··· Exercise data ···

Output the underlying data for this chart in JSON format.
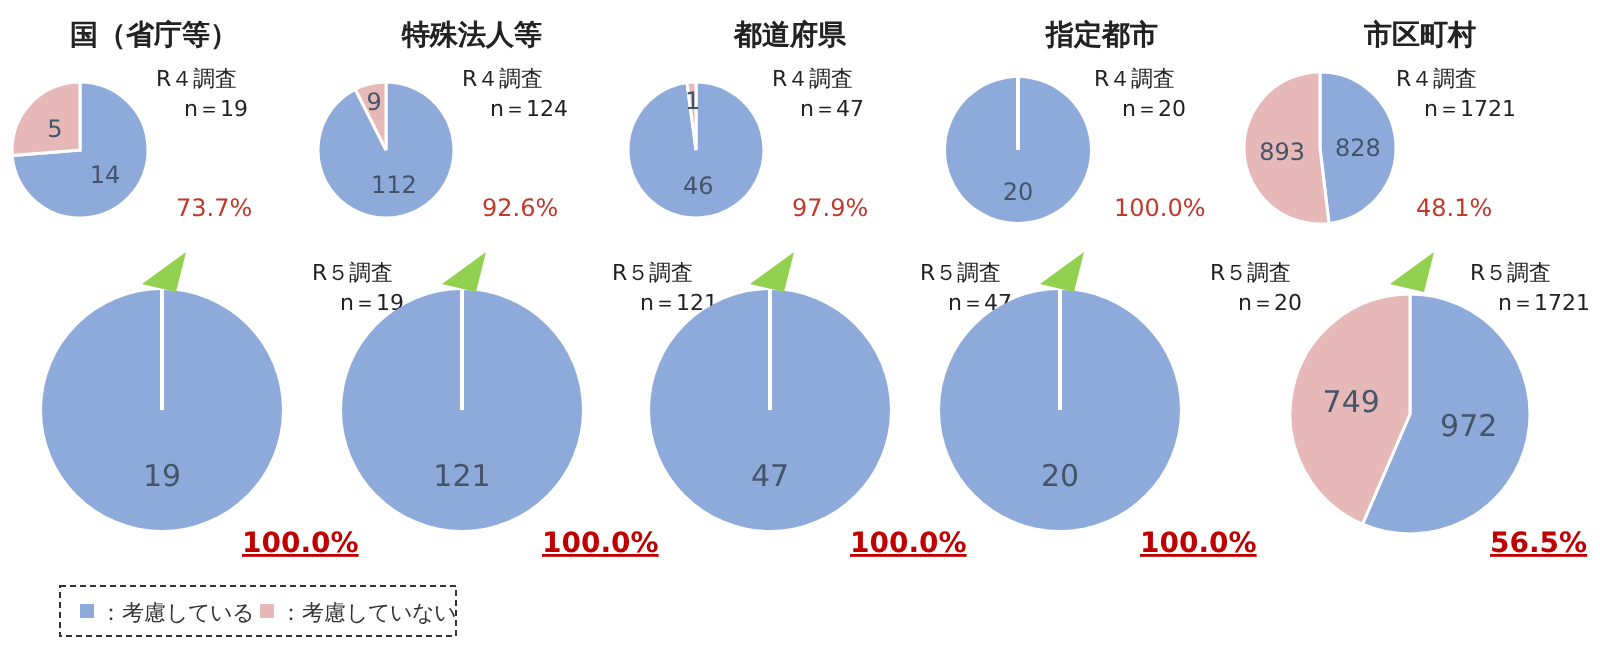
{
  "chart_data": [
    {
      "type": "pie",
      "title": "国（省庁等）",
      "categories": [
        "：考慮している",
        "：考慮していない"
      ],
      "values": [
        14,
        5
      ],
      "colors": [
        "#8eaadb",
        "#e6b8b7"
      ],
      "data_labels": true,
      "legend": "bottom",
      "annotations": [
        "R４調査",
        "n＝19",
        "73.7%"
      ]
    },
    {
      "type": "pie",
      "title": "特殊法人等",
      "categories": [
        null,
        null
      ],
      "values": [
        112,
        9
      ],
      "colors": [
        "#8eaadb",
        "#e6b8b7"
      ],
      "data_labels": true,
      "annotations": [
        "R４調査",
        "n＝124",
        "92.6%"
      ]
    },
    {
      "type": "pie",
      "title": "都道府県",
      "categories": [
        null,
        null
      ],
      "values": [
        46,
        1
      ],
      "colors": [
        "#8eaadb",
        "#e6b8b7"
      ],
      "data_labels": true,
      "annotations": [
        "R４調査",
        "n＝47",
        "97.9%"
      ]
    },
    {
      "type": "pie",
      "title": "指定都市",
      "categories": [
        null,
        null
      ],
      "values": [
        20,
        0
      ],
      "colors": [
        "#8eaadb",
        "#e6b8b7"
      ],
      "value_labels": [
        "20",
        null
      ],
      "annotations": [
        "R４調査",
        "n＝20",
        "100.0%"
      ]
    },
    {
      "type": "pie",
      "title": "市区町村",
      "categories": [
        null,
        null
      ],
      "values": [
        828,
        893
      ],
      "colors": [
        "#8eaadb",
        "#e6b8b7"
      ],
      "data_labels": true,
      "annotations": [
        "R４調査",
        "n＝1721",
        "48.1%"
      ]
    },
    {
      "type": "pie",
      "categories": [
        null,
        null
      ],
      "values": [
        19,
        0
      ],
      "colors": [
        "#8eaadb",
        "#e6b8b7"
      ],
      "value_labels": [
        "19",
        null
      ],
      "annotations": [
        "R５調査",
        "n＝19",
        "100.0%"
      ]
    },
    {
      "type": "pie",
      "categories": [
        null,
        null
      ],
      "values": [
        121,
        0
      ],
      "colors": [
        "#8eaadb",
        "#e6b8b7"
      ],
      "value_labels": [
        "121",
        null
      ],
      "annotations": [
        "R５調査",
        "n＝121",
        "100.0%"
      ]
    },
    {
      "type": "pie",
      "categories": [
        null,
        null
      ],
      "values": [
        47,
        0
      ],
      "colors": [
        "#8eaadb",
        "#e6b8b7"
      ],
      "value_labels": [
        "47",
        null
      ],
      "annotations": [
        "R５調査",
        "n＝47",
        "100.0%"
      ]
    },
    {
      "type": "pie",
      "categories": [
        null,
        null
      ],
      "values": [
        20,
        0
      ],
      "colors": [
        "#8eaadb",
        "#e6b8b7"
      ],
      "value_labels": [
        "20",
        null
      ],
      "annotations": [
        "R５調査",
        "n＝20",
        "100.0%"
      ]
    },
    {
      "type": "pie",
      "categories": [
        null,
        null
      ],
      "values": [
        972,
        749
      ],
      "colors": [
        "#8eaadb",
        "#e6b8b7"
      ],
      "data_labels": true,
      "annotations": [
        "R５調査",
        "n＝1721",
        "56.5%"
      ]
    }
  ]
}
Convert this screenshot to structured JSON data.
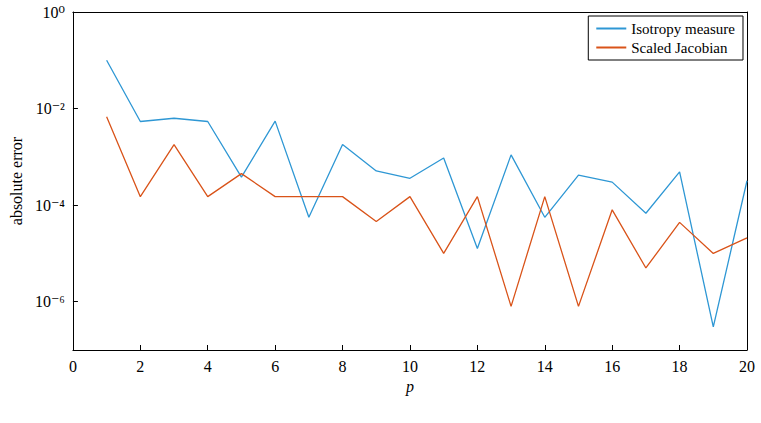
{
  "chart_data": {
    "type": "line",
    "x_label": "p",
    "y_label": "absolute error",
    "x": [
      1,
      2,
      3,
      4,
      5,
      6,
      7,
      8,
      9,
      10,
      11,
      12,
      13,
      14,
      15,
      16,
      17,
      18,
      19,
      20
    ],
    "series": [
      {
        "name": "Isotropy measure",
        "color": "#2e97d4",
        "values": [
          0.1,
          0.0054,
          0.0063,
          0.0054,
          0.00038,
          0.0055,
          5.6e-05,
          0.0018,
          0.00051,
          0.00036,
          0.00095,
          1.26e-05,
          0.0011,
          5.6e-05,
          0.00042,
          0.0003,
          6.8e-05,
          0.00049,
          3e-07,
          0.00032
        ]
      },
      {
        "name": "Scaled Jacobian",
        "color": "#d95319",
        "values": [
          0.0068,
          0.00015,
          0.0018,
          0.00015,
          0.00045,
          0.00015,
          0.00015,
          0.00015,
          4.6e-05,
          0.00015,
          1e-05,
          0.00015,
          8e-07,
          0.00015,
          8e-07,
          8e-05,
          5e-06,
          4.4e-05,
          1e-05,
          2.1e-05
        ]
      }
    ],
    "xlim": [
      0,
      20
    ],
    "xticks": [
      0,
      2,
      4,
      6,
      8,
      10,
      12,
      14,
      16,
      18,
      20
    ],
    "ylim": [
      1e-07,
      1
    ],
    "yticks": [
      {
        "value": 1e-06,
        "label": "10⁻⁶"
      },
      {
        "value": 0.0001,
        "label": "10⁻⁴"
      },
      {
        "value": 0.01,
        "label": "10⁻²"
      },
      {
        "value": 1,
        "label": "10⁰"
      }
    ],
    "log": "y",
    "grid": false,
    "legend": "upper right"
  }
}
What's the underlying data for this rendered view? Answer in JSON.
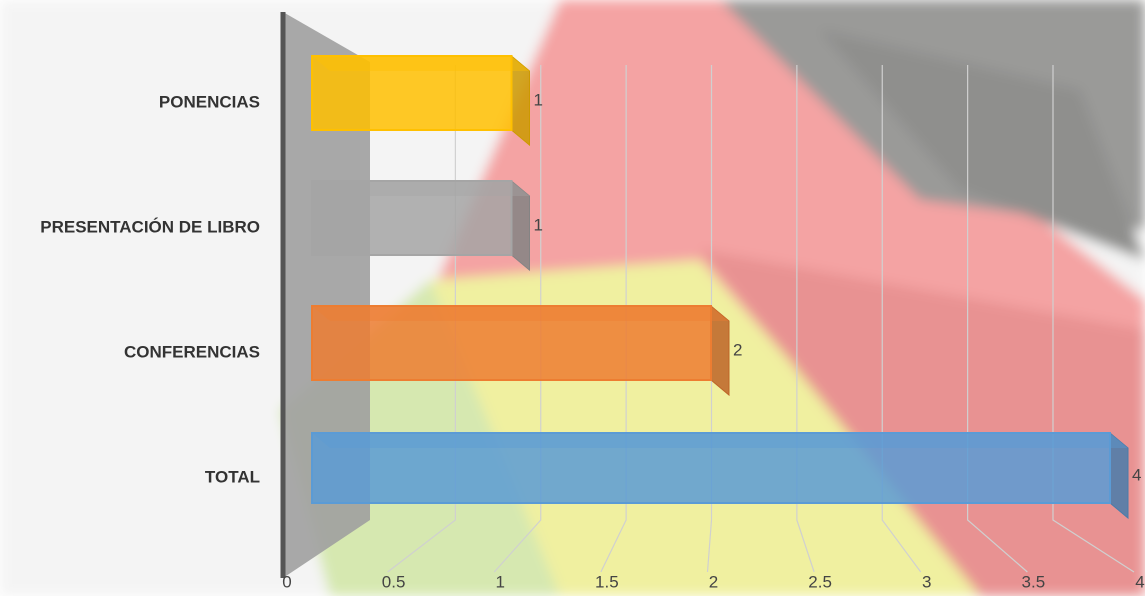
{
  "chart_data": {
    "type": "bar",
    "orientation": "horizontal",
    "categories": [
      "PONENCIAS",
      "PRESENTACIÓN DE LIBRO",
      "CONFERENCIAS",
      "TOTAL"
    ],
    "values": [
      1,
      1,
      2,
      4
    ],
    "colors": [
      "#ffc000",
      "#a5a5a5",
      "#ed7d31",
      "#5b9bd5"
    ],
    "xlim": [
      0,
      4
    ],
    "xticks": [
      0,
      0.5,
      1,
      1.5,
      2,
      2.5,
      3,
      3.5,
      4
    ],
    "grid": true
  }
}
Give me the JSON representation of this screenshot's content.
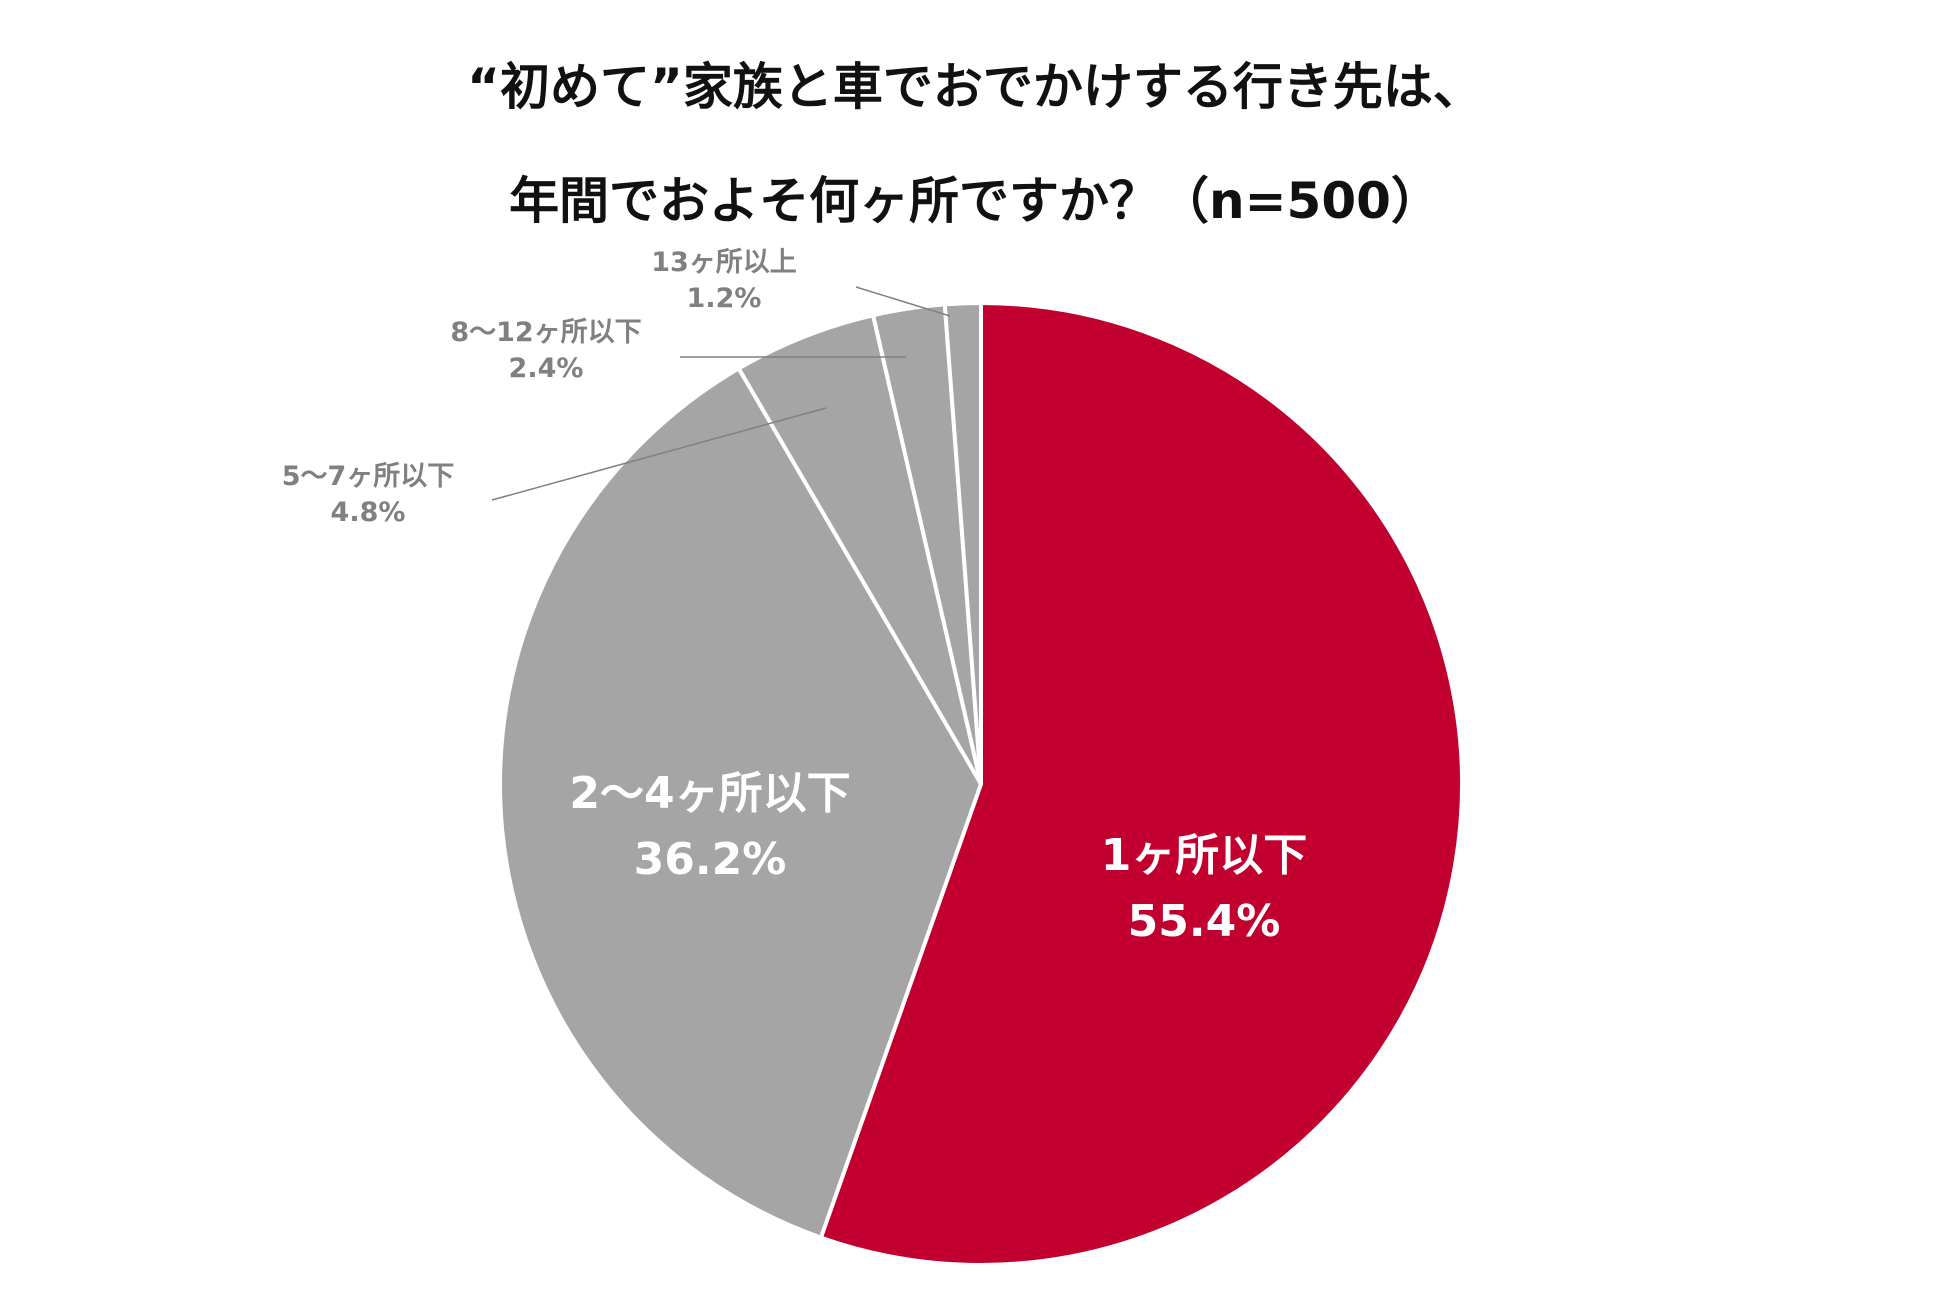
{
  "chart_data": {
    "type": "pie",
    "title": [
      "“初めて”家族と車でおでかけする行き先は、",
      "年間でおよそ何ヶ所ですか？（n=500）"
    ],
    "sample_size": 500,
    "slices": [
      {
        "label": "1ヶ所以下",
        "value": 55.4,
        "value_label": "55.4%",
        "color": "#c2002f",
        "label_placement": "inside"
      },
      {
        "label": "2〜4ヶ所以下",
        "value": 36.2,
        "value_label": "36.2%",
        "color": "#a5a5a5",
        "label_placement": "inside"
      },
      {
        "label": "5〜7ヶ所以下",
        "value": 4.8,
        "value_label": "4.8%",
        "color": "#a5a5a5",
        "label_placement": "outside"
      },
      {
        "label": "8〜12ヶ所以下",
        "value": 2.4,
        "value_label": "2.4%",
        "color": "#a5a5a5",
        "label_placement": "outside"
      },
      {
        "label": "13ヶ所以上",
        "value": 1.2,
        "value_label": "1.2%",
        "color": "#a5a5a5",
        "label_placement": "outside"
      }
    ],
    "start_angle": "12 o'clock",
    "direction": "clockwise",
    "legend": "none"
  },
  "colors": {
    "title": "#111111",
    "inside_label": "#ffffff",
    "outside_label": "#808080",
    "leader_line": "#808080",
    "slice_border": "#ffffff"
  }
}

···

Do this: What count of lines in the listing contain the word "title"? Reply with the number only.

Task result: 7